PROBLEM =>
Copy each line that contains the string "Kaplan".
.....
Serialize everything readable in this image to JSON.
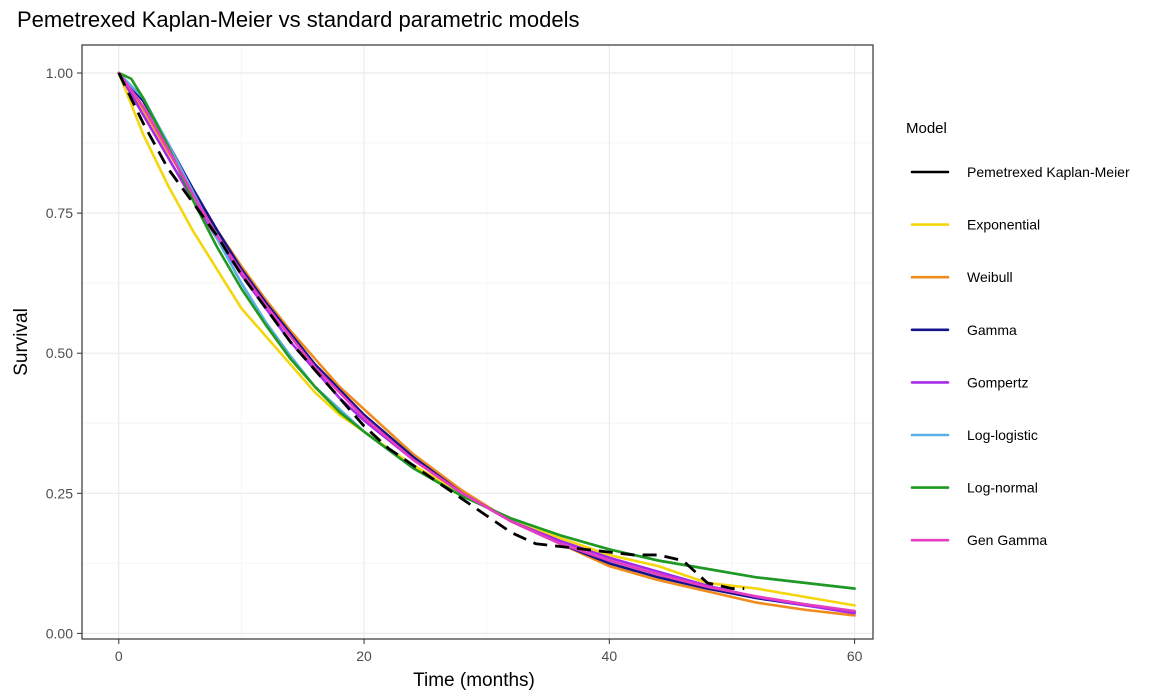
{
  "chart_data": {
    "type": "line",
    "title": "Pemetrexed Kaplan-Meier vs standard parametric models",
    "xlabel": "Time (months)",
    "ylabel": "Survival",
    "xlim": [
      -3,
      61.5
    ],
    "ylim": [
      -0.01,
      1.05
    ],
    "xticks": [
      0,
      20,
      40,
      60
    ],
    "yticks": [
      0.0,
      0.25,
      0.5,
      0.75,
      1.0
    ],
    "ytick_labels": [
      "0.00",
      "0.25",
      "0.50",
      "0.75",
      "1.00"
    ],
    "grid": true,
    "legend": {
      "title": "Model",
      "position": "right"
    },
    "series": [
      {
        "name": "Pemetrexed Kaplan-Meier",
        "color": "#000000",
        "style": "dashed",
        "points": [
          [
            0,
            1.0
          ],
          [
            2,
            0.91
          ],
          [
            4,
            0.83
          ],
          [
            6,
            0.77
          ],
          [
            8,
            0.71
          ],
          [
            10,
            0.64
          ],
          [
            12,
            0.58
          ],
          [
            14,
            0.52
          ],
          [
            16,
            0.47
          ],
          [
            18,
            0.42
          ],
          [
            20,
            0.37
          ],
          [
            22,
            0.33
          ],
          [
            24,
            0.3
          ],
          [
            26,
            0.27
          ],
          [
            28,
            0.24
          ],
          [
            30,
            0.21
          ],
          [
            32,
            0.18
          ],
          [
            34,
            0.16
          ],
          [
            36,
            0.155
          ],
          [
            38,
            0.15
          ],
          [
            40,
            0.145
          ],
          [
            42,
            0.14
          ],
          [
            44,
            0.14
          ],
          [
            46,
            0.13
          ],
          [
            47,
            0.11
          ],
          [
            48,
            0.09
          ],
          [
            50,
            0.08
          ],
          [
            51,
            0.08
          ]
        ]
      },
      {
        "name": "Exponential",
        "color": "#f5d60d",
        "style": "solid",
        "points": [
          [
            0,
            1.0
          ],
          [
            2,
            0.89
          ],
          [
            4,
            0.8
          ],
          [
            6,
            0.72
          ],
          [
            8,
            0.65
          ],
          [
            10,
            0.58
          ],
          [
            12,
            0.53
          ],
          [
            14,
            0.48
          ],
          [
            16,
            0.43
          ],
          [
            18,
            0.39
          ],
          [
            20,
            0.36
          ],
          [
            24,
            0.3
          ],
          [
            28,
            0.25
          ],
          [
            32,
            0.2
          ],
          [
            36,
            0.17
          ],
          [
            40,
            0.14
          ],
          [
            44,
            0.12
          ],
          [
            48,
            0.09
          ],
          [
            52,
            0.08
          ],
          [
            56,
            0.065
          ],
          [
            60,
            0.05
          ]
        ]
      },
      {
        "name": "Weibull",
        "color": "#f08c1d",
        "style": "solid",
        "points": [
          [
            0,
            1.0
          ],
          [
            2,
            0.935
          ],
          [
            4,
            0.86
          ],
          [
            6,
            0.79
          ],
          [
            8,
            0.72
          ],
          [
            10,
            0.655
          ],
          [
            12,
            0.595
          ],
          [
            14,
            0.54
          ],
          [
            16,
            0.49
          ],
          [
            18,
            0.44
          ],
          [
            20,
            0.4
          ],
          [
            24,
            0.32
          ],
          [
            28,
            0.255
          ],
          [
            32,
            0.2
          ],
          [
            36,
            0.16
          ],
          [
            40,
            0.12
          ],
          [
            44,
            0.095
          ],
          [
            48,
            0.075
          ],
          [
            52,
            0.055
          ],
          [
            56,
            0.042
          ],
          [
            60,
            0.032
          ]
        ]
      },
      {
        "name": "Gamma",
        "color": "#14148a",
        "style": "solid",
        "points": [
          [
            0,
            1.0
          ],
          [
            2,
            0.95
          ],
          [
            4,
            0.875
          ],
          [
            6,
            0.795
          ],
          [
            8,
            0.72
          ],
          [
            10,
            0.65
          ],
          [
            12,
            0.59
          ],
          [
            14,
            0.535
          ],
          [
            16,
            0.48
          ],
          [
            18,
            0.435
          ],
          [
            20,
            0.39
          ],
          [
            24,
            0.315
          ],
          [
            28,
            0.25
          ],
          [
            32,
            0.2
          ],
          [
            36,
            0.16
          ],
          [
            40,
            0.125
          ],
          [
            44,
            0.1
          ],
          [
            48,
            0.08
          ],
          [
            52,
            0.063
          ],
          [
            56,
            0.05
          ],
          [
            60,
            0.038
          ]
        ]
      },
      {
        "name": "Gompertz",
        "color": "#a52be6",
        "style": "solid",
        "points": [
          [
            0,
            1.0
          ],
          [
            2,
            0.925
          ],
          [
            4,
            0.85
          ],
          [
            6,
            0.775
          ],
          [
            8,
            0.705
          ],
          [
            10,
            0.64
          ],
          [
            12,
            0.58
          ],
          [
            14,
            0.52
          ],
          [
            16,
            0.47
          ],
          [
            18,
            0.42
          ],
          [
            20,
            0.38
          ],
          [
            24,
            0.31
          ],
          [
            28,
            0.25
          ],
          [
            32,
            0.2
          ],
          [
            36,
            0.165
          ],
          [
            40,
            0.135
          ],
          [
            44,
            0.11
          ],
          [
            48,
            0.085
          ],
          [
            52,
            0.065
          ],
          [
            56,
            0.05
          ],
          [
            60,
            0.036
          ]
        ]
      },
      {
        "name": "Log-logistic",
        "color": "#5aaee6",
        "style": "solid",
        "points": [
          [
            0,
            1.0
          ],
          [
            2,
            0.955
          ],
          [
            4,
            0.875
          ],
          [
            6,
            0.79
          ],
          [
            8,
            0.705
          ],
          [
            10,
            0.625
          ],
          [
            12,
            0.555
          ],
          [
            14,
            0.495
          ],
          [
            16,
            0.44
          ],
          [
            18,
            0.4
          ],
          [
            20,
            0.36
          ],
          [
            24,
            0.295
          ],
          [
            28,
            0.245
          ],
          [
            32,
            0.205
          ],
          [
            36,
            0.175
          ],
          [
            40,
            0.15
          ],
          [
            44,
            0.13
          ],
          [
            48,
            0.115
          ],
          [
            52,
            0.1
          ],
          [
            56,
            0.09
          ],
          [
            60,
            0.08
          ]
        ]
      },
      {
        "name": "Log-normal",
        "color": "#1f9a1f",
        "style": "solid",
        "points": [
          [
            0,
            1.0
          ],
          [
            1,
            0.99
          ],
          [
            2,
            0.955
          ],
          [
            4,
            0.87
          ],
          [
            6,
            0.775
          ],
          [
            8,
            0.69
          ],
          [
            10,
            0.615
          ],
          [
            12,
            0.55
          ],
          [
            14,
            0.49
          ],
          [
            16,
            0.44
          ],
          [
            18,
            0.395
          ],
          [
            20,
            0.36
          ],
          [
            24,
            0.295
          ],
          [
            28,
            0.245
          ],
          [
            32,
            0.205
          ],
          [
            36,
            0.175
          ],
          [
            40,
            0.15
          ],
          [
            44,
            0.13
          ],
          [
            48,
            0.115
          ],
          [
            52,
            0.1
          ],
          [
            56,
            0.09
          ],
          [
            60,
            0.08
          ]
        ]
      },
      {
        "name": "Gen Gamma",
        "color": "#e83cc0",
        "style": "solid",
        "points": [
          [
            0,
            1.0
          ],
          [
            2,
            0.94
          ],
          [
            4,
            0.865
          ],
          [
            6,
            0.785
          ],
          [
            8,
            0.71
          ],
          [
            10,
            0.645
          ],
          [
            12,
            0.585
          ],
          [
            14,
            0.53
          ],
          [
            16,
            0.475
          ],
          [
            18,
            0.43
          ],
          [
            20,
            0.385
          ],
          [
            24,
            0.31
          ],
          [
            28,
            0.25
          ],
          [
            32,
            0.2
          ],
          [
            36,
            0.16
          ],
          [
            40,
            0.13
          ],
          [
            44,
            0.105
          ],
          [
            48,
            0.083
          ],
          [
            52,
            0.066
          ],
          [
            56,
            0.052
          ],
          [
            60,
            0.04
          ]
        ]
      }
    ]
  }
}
.....
RESULT OF THE TASK =>
    "title": "Pemetrexed Kaplan-Meier vs standard parametric models",
        "name": "Pemetrexed Kaplan-Meier",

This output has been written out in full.